• _Stated exercise_
Please write out the stretch from the line containing "legend-swatch: [376, 526, 416, 544]" through the last line, exactly as each line appears.

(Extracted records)
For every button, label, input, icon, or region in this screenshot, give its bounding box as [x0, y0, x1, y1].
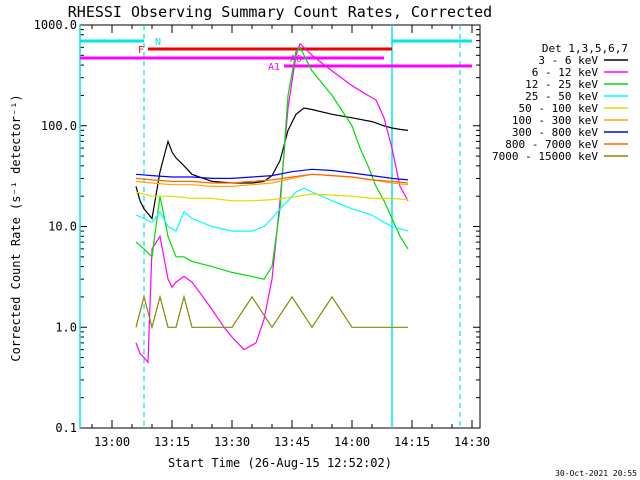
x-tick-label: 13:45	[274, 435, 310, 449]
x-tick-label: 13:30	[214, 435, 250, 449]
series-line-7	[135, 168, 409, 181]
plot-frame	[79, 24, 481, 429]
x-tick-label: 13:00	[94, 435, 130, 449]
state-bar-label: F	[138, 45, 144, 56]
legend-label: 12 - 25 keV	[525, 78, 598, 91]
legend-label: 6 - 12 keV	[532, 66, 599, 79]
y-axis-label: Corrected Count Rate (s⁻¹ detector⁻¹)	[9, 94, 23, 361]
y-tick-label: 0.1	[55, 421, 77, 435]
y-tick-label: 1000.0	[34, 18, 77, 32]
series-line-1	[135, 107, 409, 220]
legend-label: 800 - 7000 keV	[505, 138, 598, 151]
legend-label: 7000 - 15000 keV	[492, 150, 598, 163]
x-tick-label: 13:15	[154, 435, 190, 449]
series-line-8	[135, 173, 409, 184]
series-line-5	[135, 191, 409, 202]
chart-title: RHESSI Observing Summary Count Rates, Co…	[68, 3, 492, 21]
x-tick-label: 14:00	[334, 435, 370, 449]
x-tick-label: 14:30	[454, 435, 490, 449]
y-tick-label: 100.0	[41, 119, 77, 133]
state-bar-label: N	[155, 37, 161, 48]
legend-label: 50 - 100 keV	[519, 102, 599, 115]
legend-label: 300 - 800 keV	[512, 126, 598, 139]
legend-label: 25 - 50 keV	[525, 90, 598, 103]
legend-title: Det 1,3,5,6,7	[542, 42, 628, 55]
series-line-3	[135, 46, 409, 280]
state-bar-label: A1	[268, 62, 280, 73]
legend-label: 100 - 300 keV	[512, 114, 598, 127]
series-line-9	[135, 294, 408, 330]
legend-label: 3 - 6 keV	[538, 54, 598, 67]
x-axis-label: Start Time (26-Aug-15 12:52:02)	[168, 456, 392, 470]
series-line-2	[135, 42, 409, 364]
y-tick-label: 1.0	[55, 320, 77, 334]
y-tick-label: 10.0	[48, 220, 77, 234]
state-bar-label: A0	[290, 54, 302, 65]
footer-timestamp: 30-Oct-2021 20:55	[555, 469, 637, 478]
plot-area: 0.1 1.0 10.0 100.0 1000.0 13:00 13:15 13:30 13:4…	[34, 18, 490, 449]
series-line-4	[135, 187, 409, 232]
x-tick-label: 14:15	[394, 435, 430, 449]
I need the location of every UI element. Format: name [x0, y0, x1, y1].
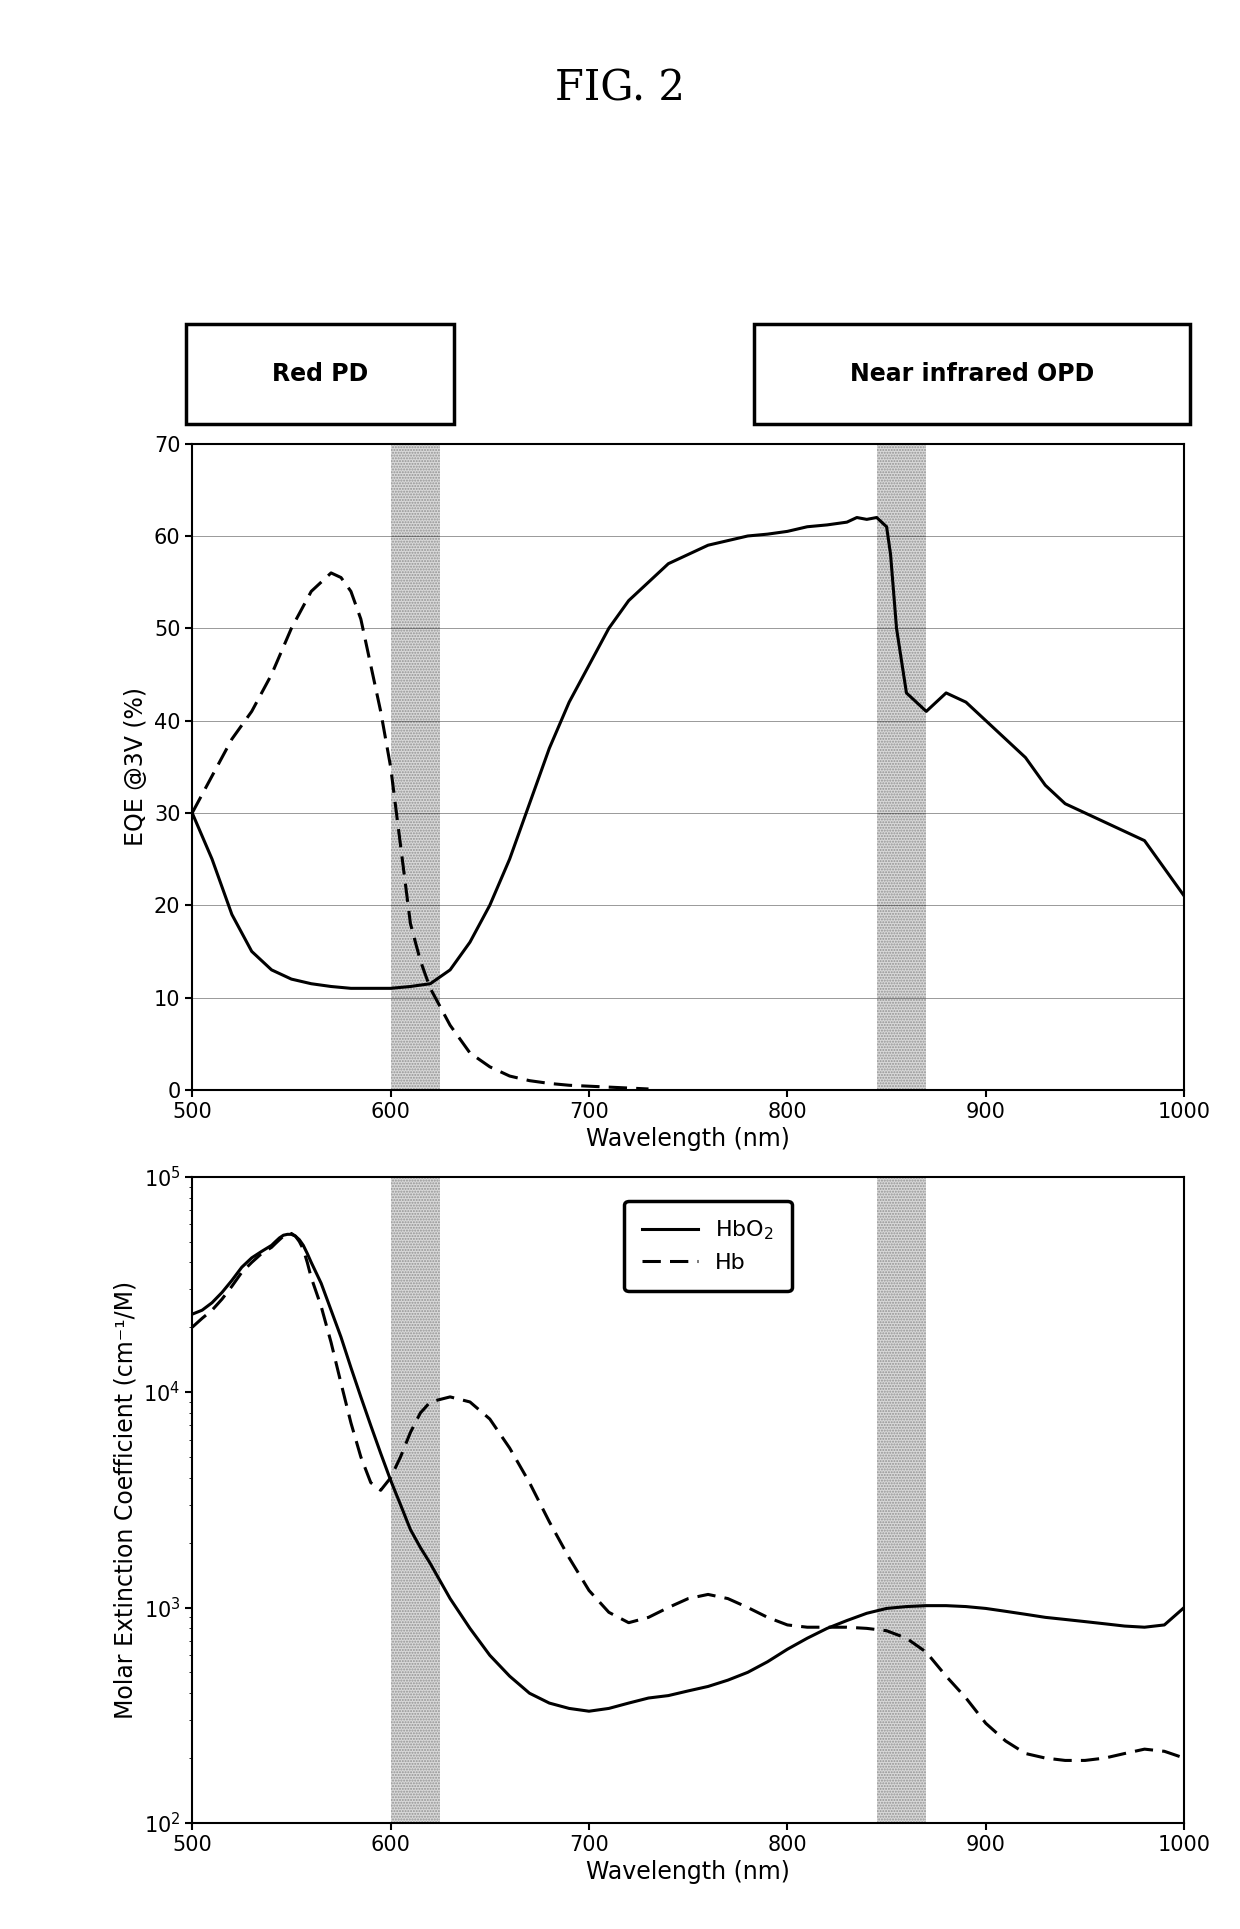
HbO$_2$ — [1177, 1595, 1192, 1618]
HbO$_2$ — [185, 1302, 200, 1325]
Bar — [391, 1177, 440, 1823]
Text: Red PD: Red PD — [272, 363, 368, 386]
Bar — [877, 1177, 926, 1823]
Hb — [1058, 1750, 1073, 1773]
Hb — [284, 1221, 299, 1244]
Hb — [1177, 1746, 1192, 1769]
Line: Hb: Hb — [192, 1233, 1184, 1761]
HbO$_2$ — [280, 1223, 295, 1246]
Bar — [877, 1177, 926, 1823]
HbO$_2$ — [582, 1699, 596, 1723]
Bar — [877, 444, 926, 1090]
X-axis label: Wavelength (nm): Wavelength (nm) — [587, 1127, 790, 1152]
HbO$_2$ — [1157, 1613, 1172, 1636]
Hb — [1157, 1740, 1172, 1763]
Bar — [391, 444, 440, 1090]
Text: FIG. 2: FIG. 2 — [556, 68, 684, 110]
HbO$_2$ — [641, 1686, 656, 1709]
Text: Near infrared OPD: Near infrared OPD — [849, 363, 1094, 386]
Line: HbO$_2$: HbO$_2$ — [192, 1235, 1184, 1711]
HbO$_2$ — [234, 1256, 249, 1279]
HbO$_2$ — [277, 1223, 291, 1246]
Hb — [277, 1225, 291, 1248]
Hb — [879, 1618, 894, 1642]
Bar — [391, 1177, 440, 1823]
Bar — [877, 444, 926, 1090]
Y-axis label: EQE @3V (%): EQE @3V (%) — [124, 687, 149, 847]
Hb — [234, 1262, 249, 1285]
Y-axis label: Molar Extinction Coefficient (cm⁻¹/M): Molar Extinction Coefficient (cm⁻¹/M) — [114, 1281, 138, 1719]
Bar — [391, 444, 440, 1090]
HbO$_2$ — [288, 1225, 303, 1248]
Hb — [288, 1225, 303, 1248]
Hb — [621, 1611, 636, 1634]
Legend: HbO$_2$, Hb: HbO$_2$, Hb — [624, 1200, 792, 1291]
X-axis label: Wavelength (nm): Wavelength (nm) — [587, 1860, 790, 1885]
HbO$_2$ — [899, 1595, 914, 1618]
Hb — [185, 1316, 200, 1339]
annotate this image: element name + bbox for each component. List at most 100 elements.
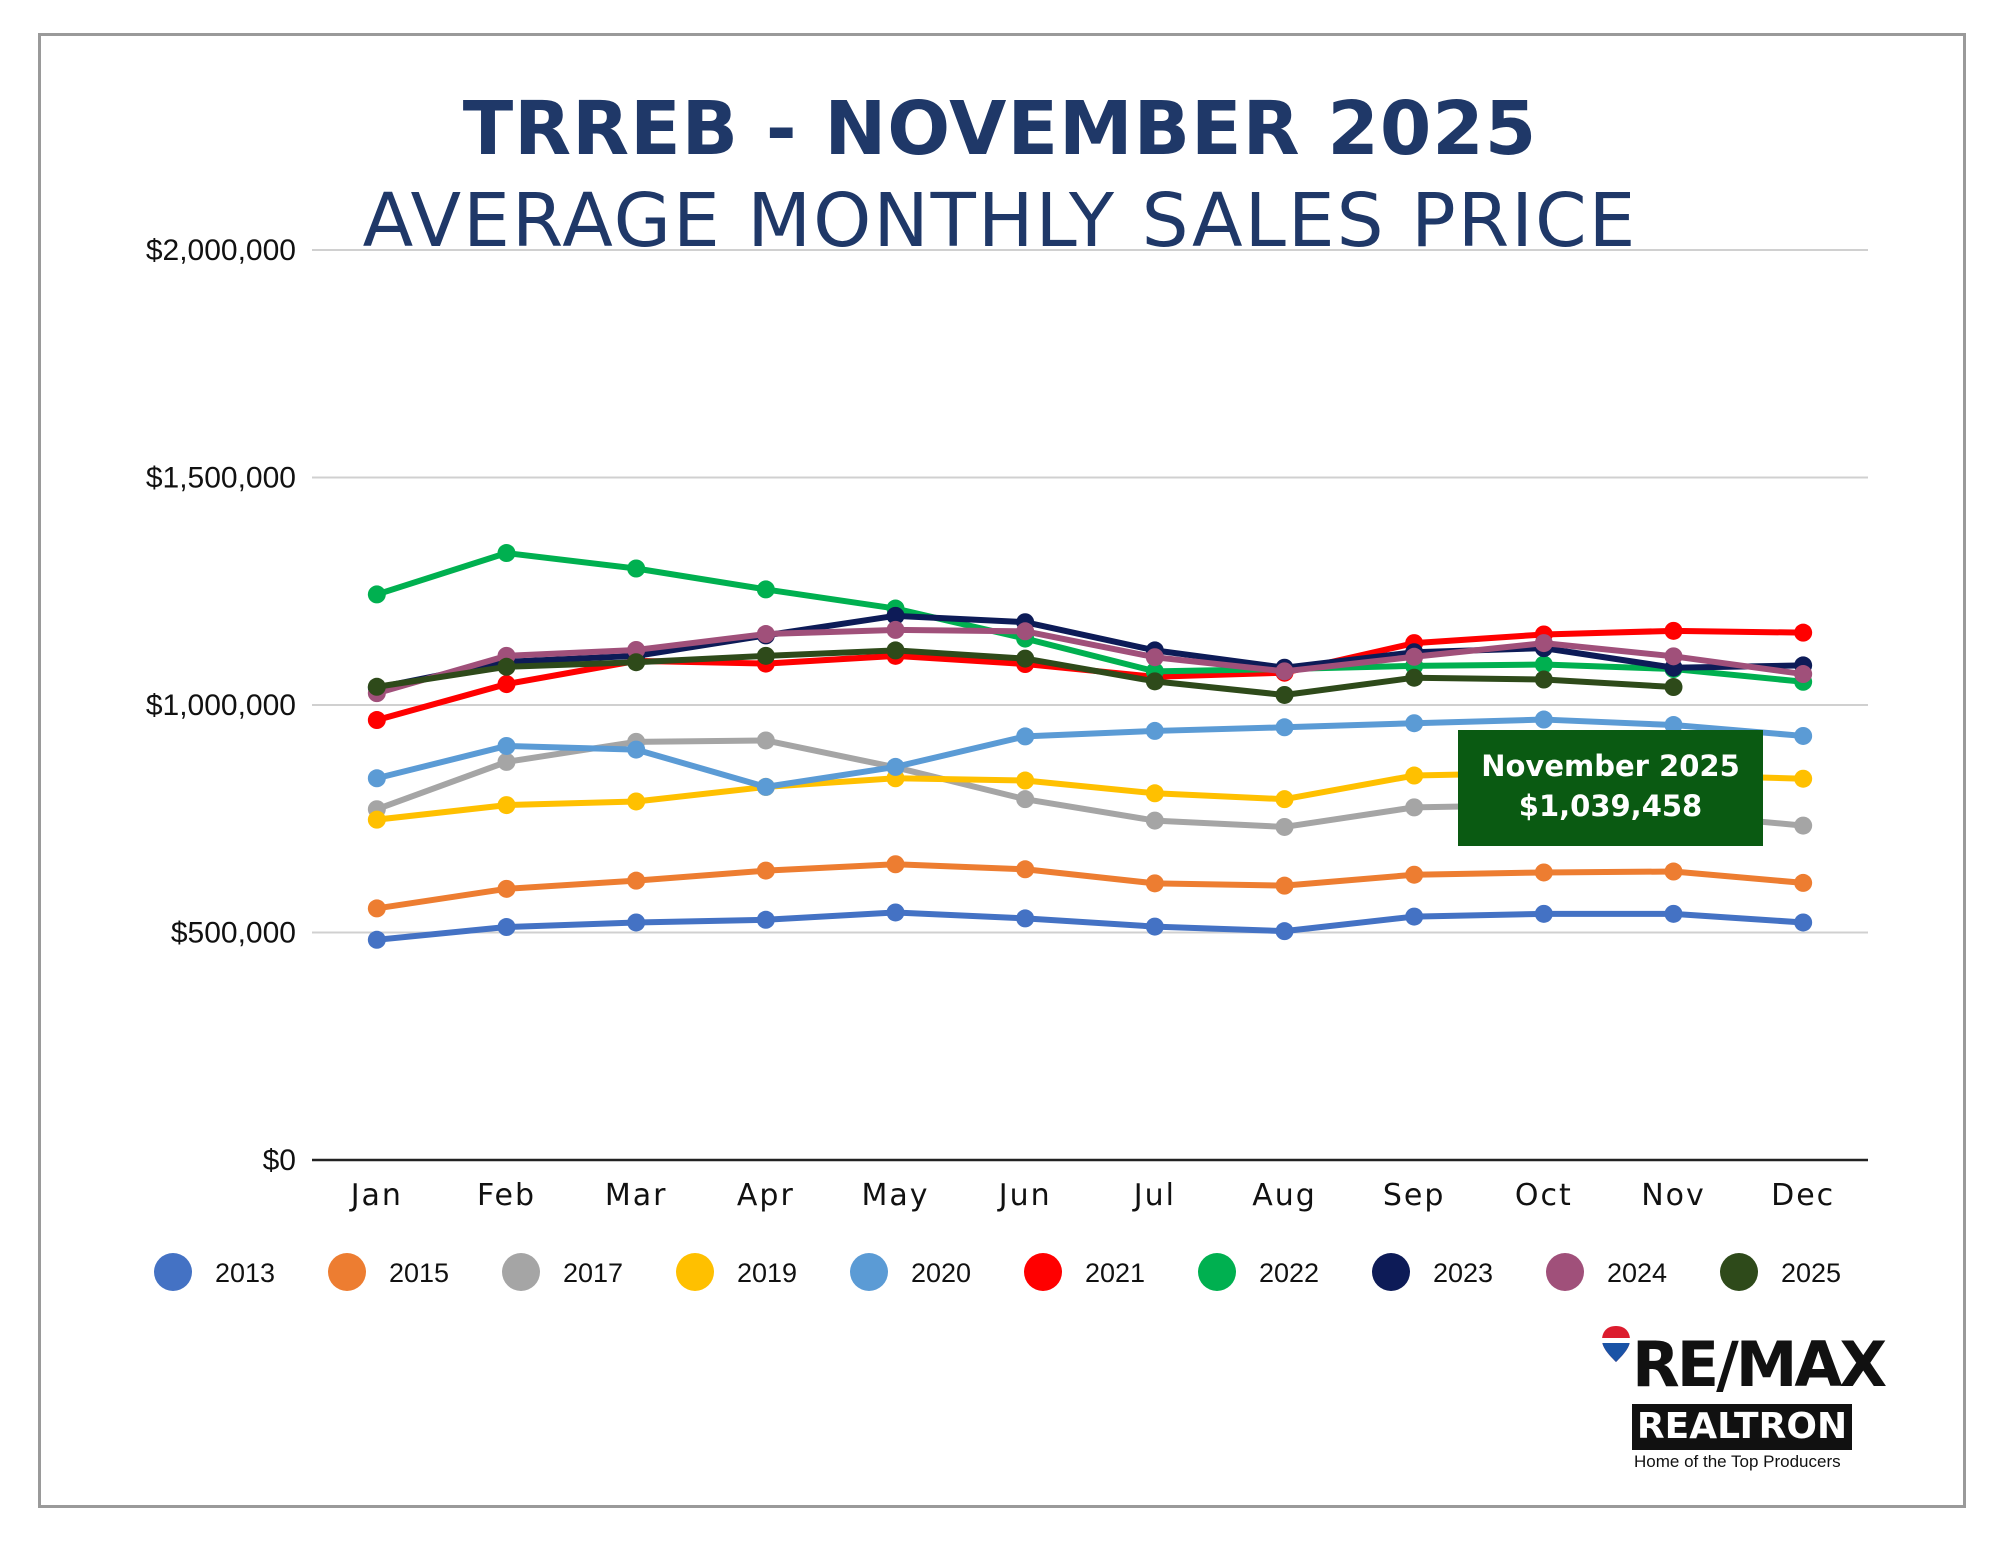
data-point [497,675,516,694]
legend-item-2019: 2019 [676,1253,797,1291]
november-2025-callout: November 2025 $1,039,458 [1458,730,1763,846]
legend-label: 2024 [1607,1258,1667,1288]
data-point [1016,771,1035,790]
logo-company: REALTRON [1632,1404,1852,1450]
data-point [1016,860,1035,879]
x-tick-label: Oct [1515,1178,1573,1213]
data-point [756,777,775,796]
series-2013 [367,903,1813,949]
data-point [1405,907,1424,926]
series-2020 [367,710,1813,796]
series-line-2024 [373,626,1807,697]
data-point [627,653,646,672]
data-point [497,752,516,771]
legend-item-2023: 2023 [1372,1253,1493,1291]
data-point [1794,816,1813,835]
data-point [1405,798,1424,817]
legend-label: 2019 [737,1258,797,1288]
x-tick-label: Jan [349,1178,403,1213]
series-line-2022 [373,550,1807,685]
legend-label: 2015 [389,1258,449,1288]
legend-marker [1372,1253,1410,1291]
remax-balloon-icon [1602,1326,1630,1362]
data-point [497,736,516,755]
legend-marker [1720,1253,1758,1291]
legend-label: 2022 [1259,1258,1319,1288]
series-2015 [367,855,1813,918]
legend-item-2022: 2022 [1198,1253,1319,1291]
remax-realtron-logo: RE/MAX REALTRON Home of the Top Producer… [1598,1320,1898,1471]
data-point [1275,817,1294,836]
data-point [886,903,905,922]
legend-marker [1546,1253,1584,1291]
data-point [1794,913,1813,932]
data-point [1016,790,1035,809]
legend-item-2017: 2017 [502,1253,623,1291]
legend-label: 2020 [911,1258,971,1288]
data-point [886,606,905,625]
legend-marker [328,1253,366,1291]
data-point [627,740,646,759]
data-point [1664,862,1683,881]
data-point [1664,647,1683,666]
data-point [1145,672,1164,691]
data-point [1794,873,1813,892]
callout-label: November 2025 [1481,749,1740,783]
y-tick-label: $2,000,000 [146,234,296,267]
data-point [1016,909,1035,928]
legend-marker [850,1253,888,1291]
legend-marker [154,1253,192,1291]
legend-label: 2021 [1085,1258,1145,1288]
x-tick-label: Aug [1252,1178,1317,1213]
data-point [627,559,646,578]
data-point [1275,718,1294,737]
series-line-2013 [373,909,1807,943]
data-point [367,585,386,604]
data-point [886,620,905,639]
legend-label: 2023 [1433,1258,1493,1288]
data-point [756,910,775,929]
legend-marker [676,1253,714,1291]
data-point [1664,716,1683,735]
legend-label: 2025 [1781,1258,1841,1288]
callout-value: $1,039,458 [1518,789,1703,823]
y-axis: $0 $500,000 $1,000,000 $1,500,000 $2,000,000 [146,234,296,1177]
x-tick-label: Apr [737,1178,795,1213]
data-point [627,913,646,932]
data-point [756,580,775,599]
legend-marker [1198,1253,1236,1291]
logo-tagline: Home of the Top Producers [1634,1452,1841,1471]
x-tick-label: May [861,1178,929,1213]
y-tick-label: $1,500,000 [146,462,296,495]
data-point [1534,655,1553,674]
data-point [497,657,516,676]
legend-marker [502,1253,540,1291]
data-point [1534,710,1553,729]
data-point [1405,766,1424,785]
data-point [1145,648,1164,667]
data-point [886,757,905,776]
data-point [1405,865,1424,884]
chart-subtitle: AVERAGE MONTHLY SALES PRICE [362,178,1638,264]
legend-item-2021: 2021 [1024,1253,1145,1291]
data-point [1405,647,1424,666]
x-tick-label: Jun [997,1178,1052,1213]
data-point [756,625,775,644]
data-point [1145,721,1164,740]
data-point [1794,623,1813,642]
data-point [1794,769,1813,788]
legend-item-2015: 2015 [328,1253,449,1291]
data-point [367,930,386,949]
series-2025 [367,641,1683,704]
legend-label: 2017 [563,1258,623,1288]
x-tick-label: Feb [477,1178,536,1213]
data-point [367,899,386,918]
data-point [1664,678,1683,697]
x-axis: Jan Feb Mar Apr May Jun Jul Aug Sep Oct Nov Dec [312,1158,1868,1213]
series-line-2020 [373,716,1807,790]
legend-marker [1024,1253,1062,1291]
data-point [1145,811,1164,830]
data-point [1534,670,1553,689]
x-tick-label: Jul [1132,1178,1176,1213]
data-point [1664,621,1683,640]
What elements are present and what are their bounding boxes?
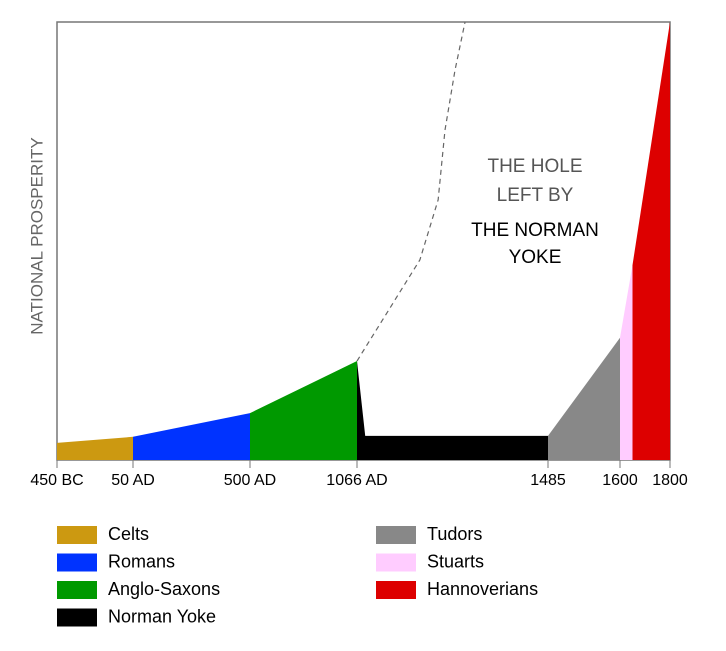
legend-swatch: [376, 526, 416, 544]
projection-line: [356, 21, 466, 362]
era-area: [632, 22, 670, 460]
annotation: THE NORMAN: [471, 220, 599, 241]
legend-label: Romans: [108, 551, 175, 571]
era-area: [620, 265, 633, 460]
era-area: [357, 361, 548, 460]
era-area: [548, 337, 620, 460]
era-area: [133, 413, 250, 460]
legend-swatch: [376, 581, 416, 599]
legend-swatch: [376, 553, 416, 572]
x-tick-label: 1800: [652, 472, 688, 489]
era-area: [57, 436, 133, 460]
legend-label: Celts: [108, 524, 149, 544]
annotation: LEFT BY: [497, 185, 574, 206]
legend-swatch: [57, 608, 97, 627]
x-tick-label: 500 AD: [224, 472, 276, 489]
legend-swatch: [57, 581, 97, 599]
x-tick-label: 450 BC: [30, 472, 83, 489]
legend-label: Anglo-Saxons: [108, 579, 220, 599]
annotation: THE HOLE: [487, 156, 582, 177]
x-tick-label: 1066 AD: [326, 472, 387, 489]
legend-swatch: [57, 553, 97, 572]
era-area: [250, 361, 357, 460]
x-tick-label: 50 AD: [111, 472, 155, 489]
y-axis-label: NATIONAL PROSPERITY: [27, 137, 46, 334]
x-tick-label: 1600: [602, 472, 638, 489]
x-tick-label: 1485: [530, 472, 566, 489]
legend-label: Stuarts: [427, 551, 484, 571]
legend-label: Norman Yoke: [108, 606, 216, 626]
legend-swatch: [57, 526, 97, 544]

• _Finished answer_
legend-swatch: [376, 526, 416, 544]
projection-line: [356, 21, 466, 362]
era-area: [632, 22, 670, 460]
annotation: THE NORMAN: [471, 220, 599, 241]
legend-label: Romans: [108, 551, 175, 571]
era-area: [620, 265, 633, 460]
era-area: [357, 361, 548, 460]
era-area: [548, 337, 620, 460]
era-area: [133, 413, 250, 460]
legend-swatch: [376, 581, 416, 599]
legend-swatch: [376, 553, 416, 572]
x-tick-label: 1800: [652, 472, 688, 489]
era-area: [57, 436, 133, 460]
legend-label: Celts: [108, 524, 149, 544]
annotation: LEFT BY: [497, 185, 574, 206]
legend-swatch: [57, 608, 97, 627]
x-tick-label: 500 AD: [224, 472, 276, 489]
legend-swatch: [57, 581, 97, 599]
x-tick-label: 450 BC: [30, 472, 83, 489]
legend-label: Anglo-Saxons: [108, 579, 220, 599]
annotation: THE HOLE: [487, 156, 582, 177]
x-tick-label: 1066 AD: [326, 472, 387, 489]
legend-swatch: [57, 553, 97, 572]
era-area: [250, 361, 357, 460]
x-tick-label: 50 AD: [111, 472, 155, 489]
y-axis-label: NATIONAL PROSPERITY: [27, 137, 46, 334]
x-tick-label: 1600: [602, 472, 638, 489]
x-tick-label: 1485: [530, 472, 566, 489]
legend-label: Stuarts: [427, 551, 484, 571]
legend-label: Norman Yoke: [108, 606, 216, 626]
legend-swatch: [57, 526, 97, 544]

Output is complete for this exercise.